→ **WORK REQUIRED**
Copy each line in the data that includes the word "Assistant".

— START RECORD LIST —

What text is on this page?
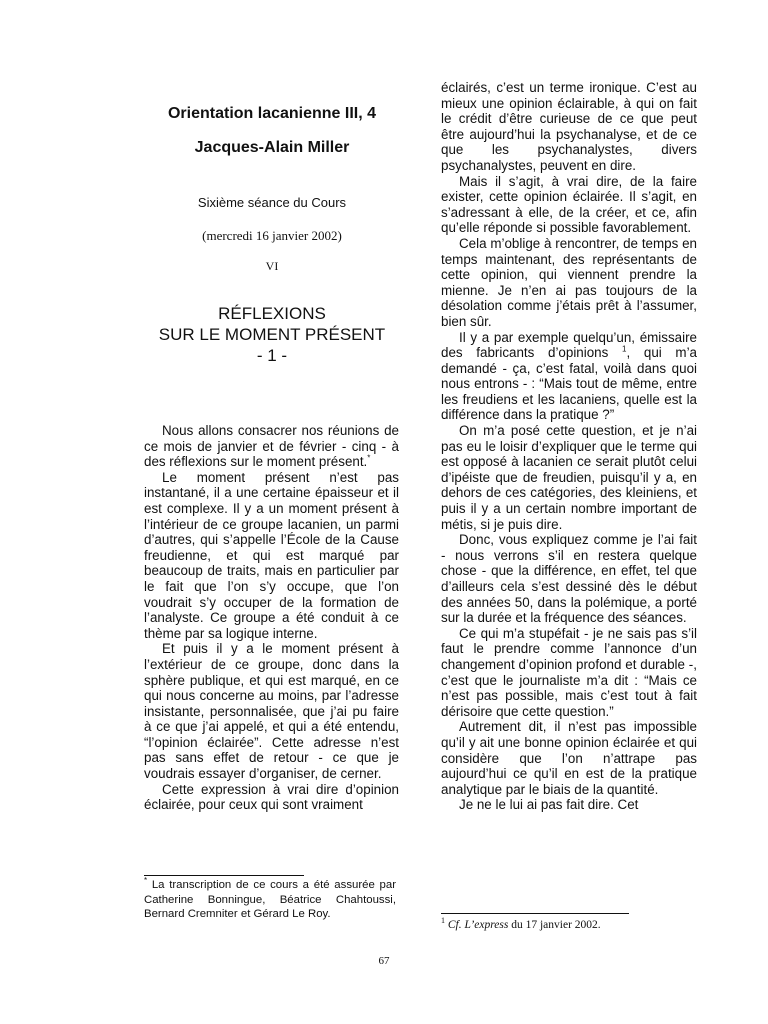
Orientation lacanienne III, 4
Jacques-Alain Miller

Sixième séance du Cours

(mercredi 16 janvier 2002)

VI

RÉFLEXIONS
SUR LE MOMENT PRÉSENT
- 1 -

Nous allons consacrer nos réunions de ce mois de janvier et de février - cinq - à des réflexions sur le moment présent.*

Le moment présent n’est pas instantané, il a une certaine épaisseur et il est complexe. Il y a un moment présent à l’intérieur de ce groupe lacanien, un parmi d’autres, qui s’appelle l’École de la Cause freudienne, et qui est marqué par beaucoup de traits, mais en particulier par le fait que l’on s’y occupe, que l’on voudrait s’y occuper de la formation de l’analyste. Ce groupe a été conduit à ce thème par sa logique interne.

Et puis il y a le moment présent à l’extérieur de ce groupe, donc dans la sphère publique, et qui est marqué, en ce qui nous concerne au moins, par l’adresse insistante, personnalisée, que j’ai pu faire à ce que j’ai appelé, et qui a été entendu, “l’opinion éclairée”. Cette adresse n’est pas sans effet de retour - ce que je voudrais essayer d’organiser, de cerner.

Cette expression à vrai dire d’opinion éclairée, pour ceux qui sont vraiment

éclairés, c’est un terme ironique. C’est au mieux une opinion éclairable, à qui on fait le crédit d’être curieuse de ce que peut être aujourd’hui la psychanalyse, et de ce que les psychanalystes, divers psychanalystes, peuvent en dire.

Mais il s’agit, à vrai dire, de la faire exister, cette opinion éclairée. Il s’agit, en s’adressant à elle, de la créer, et ce, afin qu’elle réponde si possible favorablement.

Cela m’oblige à rencontrer, de temps en temps maintenant, des représentants de cette opinion, qui viennent prendre la mienne. Je n’en ai pas toujours de la désolation comme j’étais prêt à l’assumer, bien sûr.

Il y a par exemple quelqu’un, émissaire des fabricants d’opinions $^1$, qui m’a demandé - ça, c’est fatal, voilà dans quoi nous entrons - : “Mais tout de même, entre les freudiens et les lacaniens, quelle est la différence dans la pratique ?”

On m’a posé cette question, et je n’ai pas eu le loisir d’expliquer que le terme qui est opposé à lacanien ce serait plutôt celui d’ipéiste que de freudien, puisqu’il y a, en dehors de ces catégories, des kleiniens, et puis il y a un certain nombre important de métis, si je puis dire.

Donc, vous expliquez comme je l’ai fait - nous verrons s’il en restera quelque chose - que la différence, en effet, tel que d’ailleurs cela s’est dessiné dès le début des années 50, dans la polémique, a porté sur la durée et la fréquence des séances.

Ce qui m’a stupéfait - je ne sais pas s’il faut le prendre comme l’annonce d’un changement d’opinion profond et durable -, c’est que le journaliste m’a dit : “Mais ce n’est pas possible, mais c’est tout à fait dérisoire que cette question.”

Autrement dit, il n’est pas impossible qu’il y ait une bonne opinion éclairée et qui considère que l’on n’attrape pas aujourd’hui ce qu’il en est de la pratique analytique par le biais de la quantité.

Je ne le lui ai pas fait dire. Cet

* La transcription de ce cours a été assurée par Catherine Bonningue, Béatrice Chahtoussi, Bernard Cremniter et Gérard Le Roy.

$^1$ Cf. L’express du 17 janvier 2002.

67
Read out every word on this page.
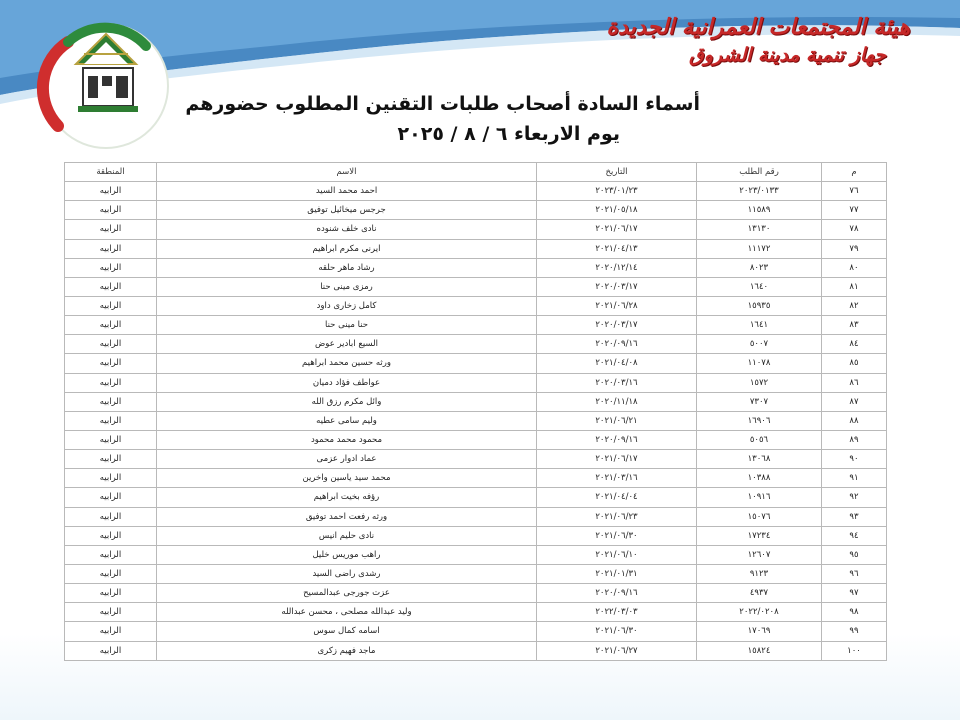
هيئة المجتمعات العمرانية الجديدة
جهاز تنمية مدينة الشروق
أسماء السادة أصحاب طلبات التقنين المطلوب حضورهم
يوم الاربعاء ٦ / ٨ / ٢٠٢٥
م	رقم الطلب	التاريخ	الاسم	المنطقة
٧٦	٢٠٢٣/٠١٣٣	٢٠٢٣/٠١/٢٣	احمد محمد السيد	الرابيه
٧٧	١١٥٨٩	٢٠٢١/٠٥/١٨	جرجس ميخائيل توفيق	الرابيه
٧٨	١٣١٣٠	٢٠٢١/٠٦/١٧	نادى خلف شنوده	الرابيه
٧٩	١١١٧٢	٢٠٢١/٠٤/١٣	ايرنى مكرم ابراهيم	الرابيه
٨٠	٨٠٢٣	٢٠٢٠/١٢/١٤	رشاد ماهر حلقه	الرابيه
٨١	١٦٤٠	٢٠٢٠/٠٣/١٧	رمزى مينى حنا	الرابيه
٨٢	١٥٩٣٥	٢٠٢١/٠٦/٢٨	كامل زخارى داود	الرابيه
٨٣	١٦٤١	٢٠٢٠/٠٣/١٧	حنا مينى حنا	الرابيه
٨٤	٥٠٠٧	٢٠٢٠/٠٩/١٦	السيع ابادير عوض	الرابيه
٨٥	١١٠٧٨	٢٠٢١/٠٤/٠٨	ورثه حسين محمد ابراهيم	الرابيه
٨٦	١٥٧٢	٢٠٢٠/٠٣/١٦	عواطف فؤاد دميان	الرابيه
٨٧	٧٣٠٧	٢٠٢٠/١١/١٨	وائل مكرم رزق الله	الرابيه
٨٨	١٦٩٠٦	٢٠٢١/٠٦/٢١	وليم سامى عطيه	الرابيه
٨٩	٥٠٥٦	٢٠٢٠/٠٩/١٦	محمود محمد محمود	الرابيه
٩٠	١٣٠٦٨	٢٠٢١/٠٦/١٧	عماد ادوار عزمى	الرابيه
٩١	١٠٣٨٨	٢٠٢١/٠٣/١٦	محمد سيد ياسين واخرين	الرابيه
٩٢	١٠٩١٦	٢٠٢١/٠٤/٠٤	رؤفه بخيت ابراهيم	الرابيه
٩٣	١٥٠٧٦	٢٠٢١/٠٦/٢٣	ورثه رفعت احمد توفيق	الرابيه
٩٤	١٧٢٣٤	٢٠٢١/٠٦/٣٠	نادى حليم انيس	الرابيه
٩٥	١٢٦٠٧	٢٠٢١/٠٦/١٠	راهب موريس خليل	الرابيه
٩٦	٩١٢٣	٢٠٢١/٠١/٣١	رشدى راضى السيد	الرابيه
٩٧	٤٩٣٧	٢٠٢٠/٠٩/١٦	عزت جورجى عبدالمسيح	الرابيه
٩٨	٢٠٢٢/٠٢٠٨	٢٠٢٢/٠٣/٠٣	وليد عبدالله مصلحى ، محسن عبدالله	الرابيه
٩٩	١٧٠٦٩	٢٠٢١/٠٦/٣٠	اسامه كمال سوس	الرابيه
١٠٠	١٥٨٢٤	٢٠٢١/٠٦/٢٧	ماجد فهيم زكرى	الرابيه
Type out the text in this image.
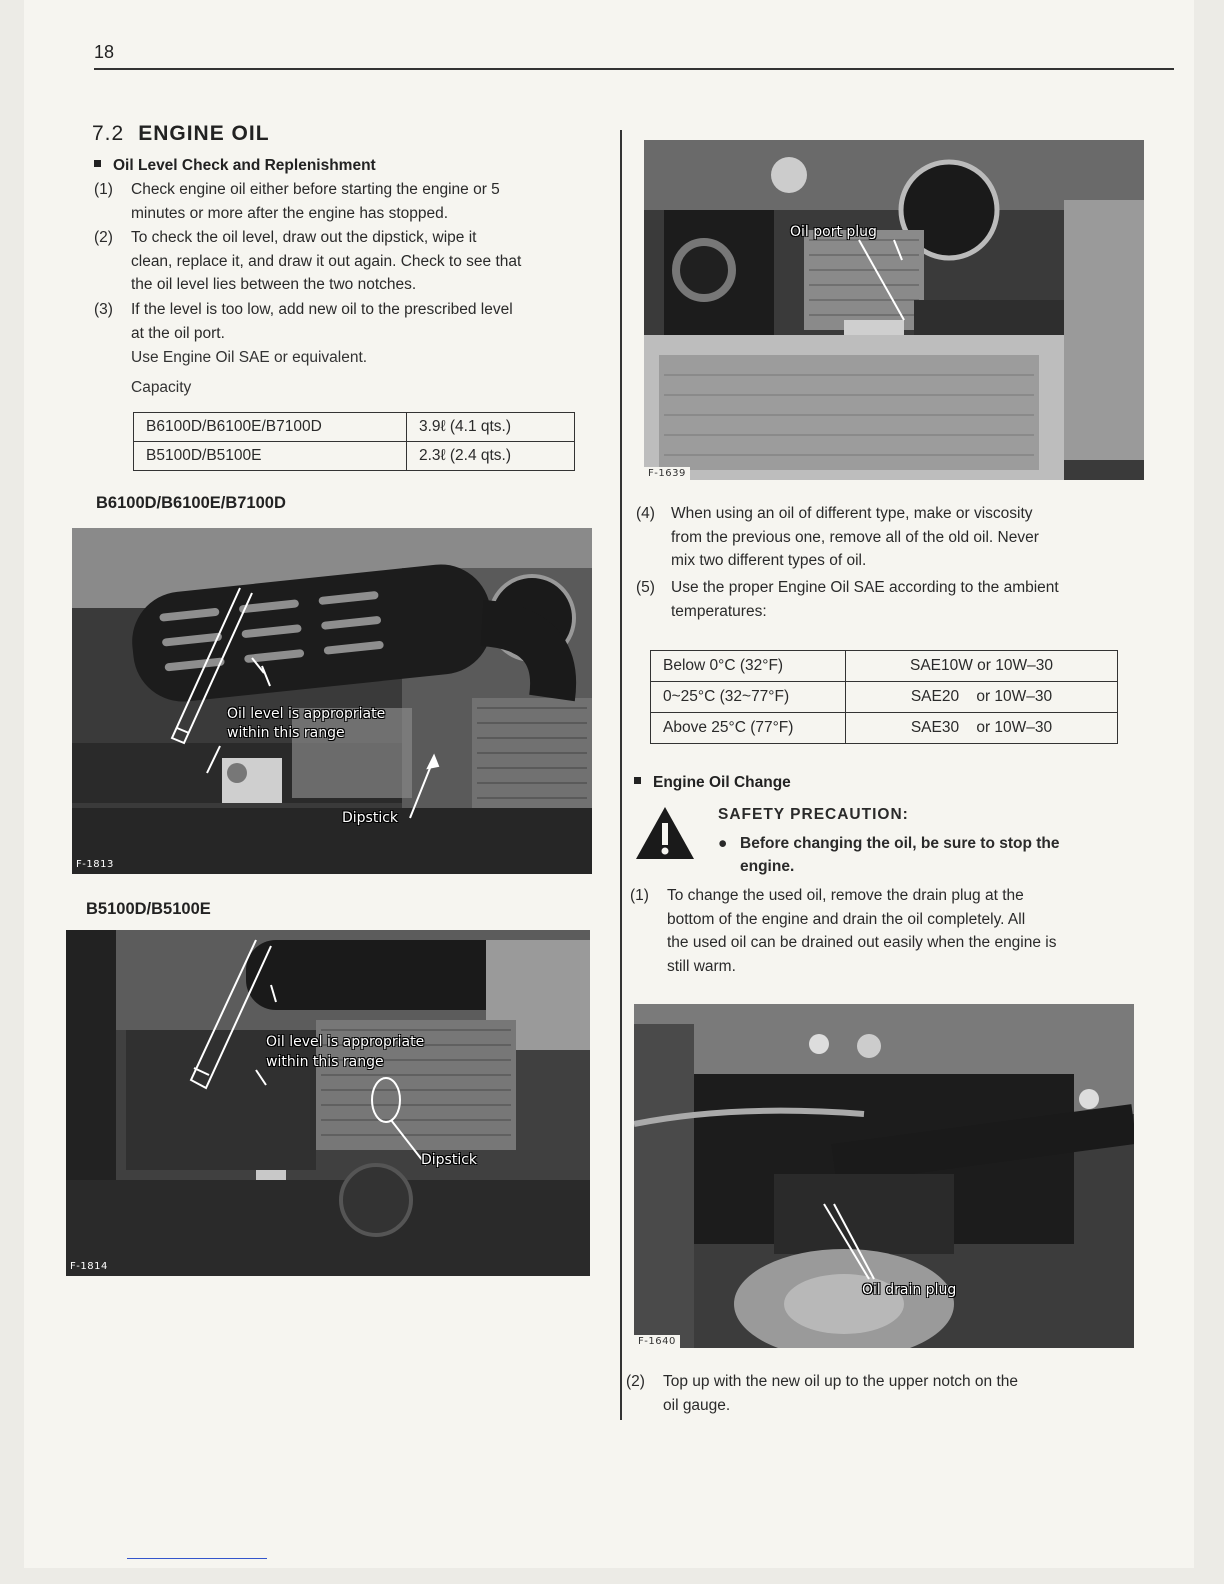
18
7.2 ENGINE OIL
Oil Level Check and Replenishment
(1) Check engine oil either before starting the engine or 5
minutes or more after the engine has stopped.
(2) To check the oil level, draw out the dipstick, wipe it
clean, replace it, and draw it out again. Check to see that
the oil level lies between the two notches.
(3) If the level is too low, add new oil to the prescribed level
at the oil port.
Use Engine Oil SAE or equivalent.
Capacity
B6100D/B6100E/B7100D	3.9ℓ (4.1 qts.)
B5100D/B5100E	2.3ℓ (2.4 qts.)
B6100D/B6100E/B7100D
Oil level is appropriate
within this range
Dipstick
F-1813
B5100D/B5100E
Oil level is appropriate
within this range
Dipstick
F-1814
Oil port plug
F-1639
(4) When using an oil of different type, make or viscosity
from the previous one, remove all of the old oil. Never
mix two different types of oil.
(5) Use the proper Engine Oil SAE according to the ambient
temperatures:
Below 0°C (32°F)	SAE10W or 10W–30
0~25°C (32~77°F)	SAE20    or 10W–30
Above 25°C (77°F)	SAE30    or 10W–30
Engine Oil Change
SAFETY PRECAUTION:
● Before changing the oil, be sure to stop the
engine.
(1) To change the used oil, remove the drain plug at the
bottom of the engine and drain the oil completely. All
the used oil can be drained out easily when the engine is
still warm.
Oil drain plug
F-1640
(2) Top up with the new oil up to the upper notch on the
oil gauge.
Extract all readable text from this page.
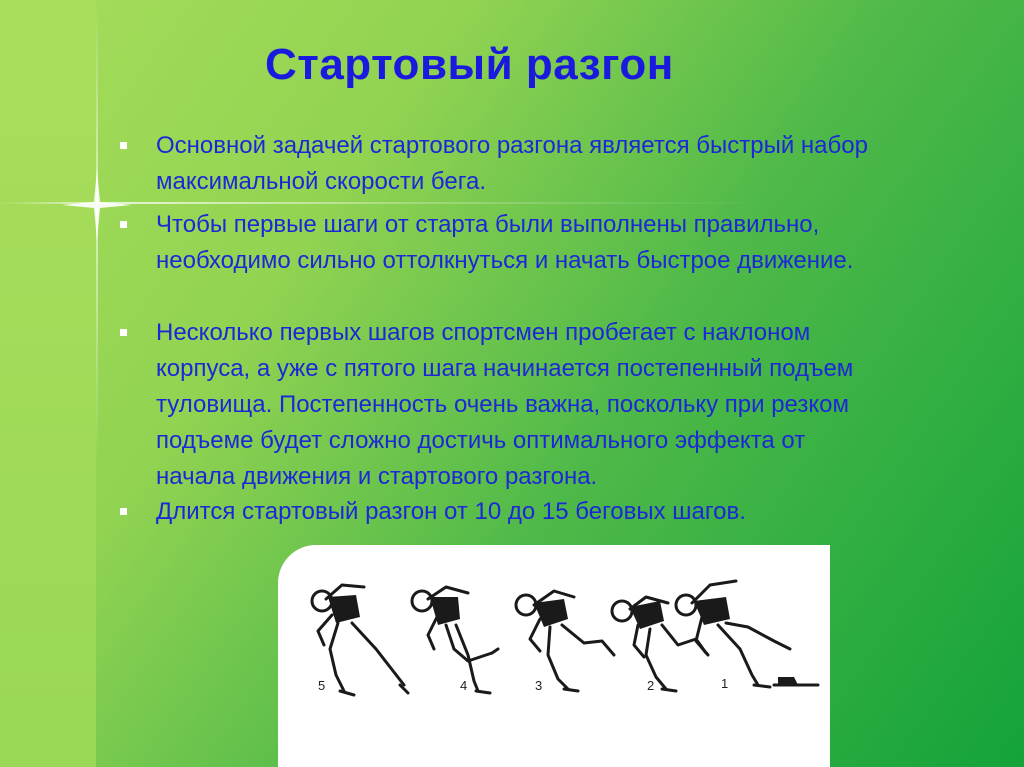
Стартовый разгон
Основной задачей стартового разгона является быстрый набор максимальной скорости бега.
Чтобы первые шаги от старта были выполнены правильно, необходимо сильно оттолкнуться и начать быстрое движение.
Несколько первых шагов спортсмен пробегает с наклоном корпуса, а уже с пятого шага начинается постепенный подъем туловища. Постепенность очень важна, поскольку при резком подъеме будет сложно достичь оптимального эффекта от начала движения и стартового разгона.
Длится стартовый разгон от 10 до 15 беговых шагов.
5	4	3	2	1
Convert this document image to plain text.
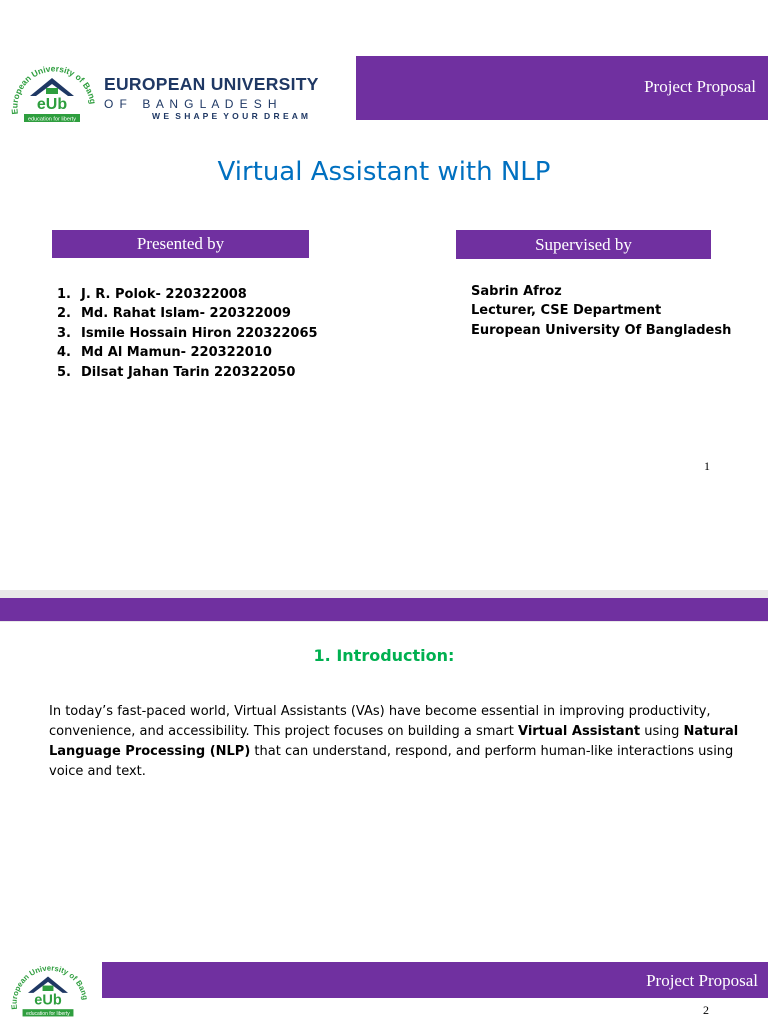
European University of Ba
eUb
education for liberty
EUROPEAN UNIVERSITY
O F   B A N G L A D E S H
W E  S H A P E  Y O U R  D R E A M
Project Proposal
Virtual Assistant with NLP
Presented by	Supervised by
1. J. R. Polok- 220322008
2. Md. Rahat Islam- 220322009
3. Ismile Hossain Hiron 220322065
4. Md Al Mamun- 220322010
5. Dilsat Jahan Tarin 220322050
Sabrin Afroz
Lecturer, CSE Department
European University Of Bangladesh
1
1. Introduction:
In today’s fast-paced world, Virtual Assistants (VAs) have become essential in improving productivity, convenience, and accessibility. This project focuses on building a smart Virtual Assistant using Natural Language Processing (NLP) that can understand, respond, and perform human-like interactions using voice and text.
European University of Ban
eUb
education for liberty
Project Proposal
2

— END RECORD LIST —

→ **THE RESPONSE**
Virtual Assistant with NLP
In today’s fast-paced world, Virtual Assistants (VAs) have become essential in improving productivity, convenience, and accessibility. This project focuses on building a smart Virtual Assistant using Natural Language Processing (NLP) that can understand, respond, and perform human-like interactions using voice and text.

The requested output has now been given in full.